(Extracted data entries)

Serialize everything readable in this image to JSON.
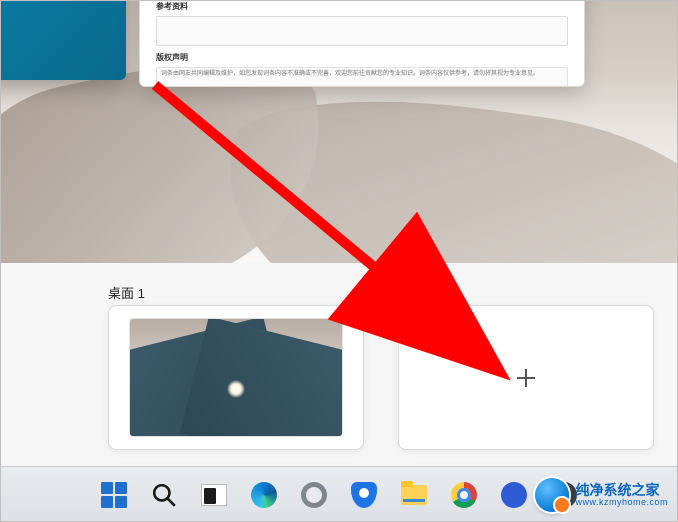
{
  "upper_window": {
    "section1_title": "参考资料",
    "section2_title": "版权声明",
    "fineprint": "词条由网友共同编辑及维护，如您发现词条内容不准确或不完善，欢迎您前往贡献您的专业知识。词条内容仅供参考，请勿将其视为专业意见。"
  },
  "task_view": {
    "desktop1_label": "桌面 1",
    "new_desktop_label": "新建桌面"
  },
  "taskbar": {
    "start_name": "start-button",
    "search_name": "search-button",
    "taskview_name": "task-view-button",
    "edge_name": "edge-app",
    "settings_name": "settings-app",
    "security_name": "security-app",
    "explorer_name": "file-explorer-app",
    "chrome_name": "chrome-app",
    "mail_name": "mail-app",
    "printer_name": "printer-app"
  },
  "watermark": {
    "title": "纯净系统之家",
    "url": "www.kzmyhome.com"
  },
  "colors": {
    "accent": "#2b66d9",
    "arrow": "#ff0000"
  }
}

▶ _EXERCISE DETAILS_: Copy all lines in the listing above where the string "button" appears.

▶ _COMPLETE ANSWER_:
    "start_name": "start-button",
    "search_name": "search-button",
    "taskview_name": "task-view-button",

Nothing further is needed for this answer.